-- START OF Task inputs --
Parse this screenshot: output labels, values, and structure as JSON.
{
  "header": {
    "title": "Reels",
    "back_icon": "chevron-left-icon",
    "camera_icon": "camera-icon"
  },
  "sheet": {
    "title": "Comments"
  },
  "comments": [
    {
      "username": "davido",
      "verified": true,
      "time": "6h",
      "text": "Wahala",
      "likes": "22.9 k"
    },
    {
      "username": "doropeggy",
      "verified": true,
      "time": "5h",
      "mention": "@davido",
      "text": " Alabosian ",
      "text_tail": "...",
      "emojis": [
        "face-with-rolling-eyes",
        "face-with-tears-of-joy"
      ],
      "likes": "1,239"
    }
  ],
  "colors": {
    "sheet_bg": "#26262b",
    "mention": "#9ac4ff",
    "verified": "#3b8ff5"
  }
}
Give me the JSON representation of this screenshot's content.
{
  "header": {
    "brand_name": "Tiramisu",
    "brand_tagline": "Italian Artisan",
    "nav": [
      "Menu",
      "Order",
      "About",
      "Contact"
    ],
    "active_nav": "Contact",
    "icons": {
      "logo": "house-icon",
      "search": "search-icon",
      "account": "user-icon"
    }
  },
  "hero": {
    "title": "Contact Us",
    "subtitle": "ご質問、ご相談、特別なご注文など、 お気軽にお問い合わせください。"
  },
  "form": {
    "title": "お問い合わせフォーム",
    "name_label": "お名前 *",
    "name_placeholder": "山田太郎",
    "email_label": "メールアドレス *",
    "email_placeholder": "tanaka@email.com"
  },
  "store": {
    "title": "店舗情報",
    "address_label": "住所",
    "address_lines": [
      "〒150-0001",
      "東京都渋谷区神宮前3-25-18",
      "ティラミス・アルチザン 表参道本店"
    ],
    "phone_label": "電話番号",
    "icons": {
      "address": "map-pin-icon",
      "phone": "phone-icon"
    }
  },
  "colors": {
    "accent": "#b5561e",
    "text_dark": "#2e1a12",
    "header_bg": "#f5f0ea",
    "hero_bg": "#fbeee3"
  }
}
-- END OF Task inputs --
Pull out all lines from the entries above that include the word "Contact".

      "Contact"
    "active_nav": "Contact",
    "title": "Contact Us",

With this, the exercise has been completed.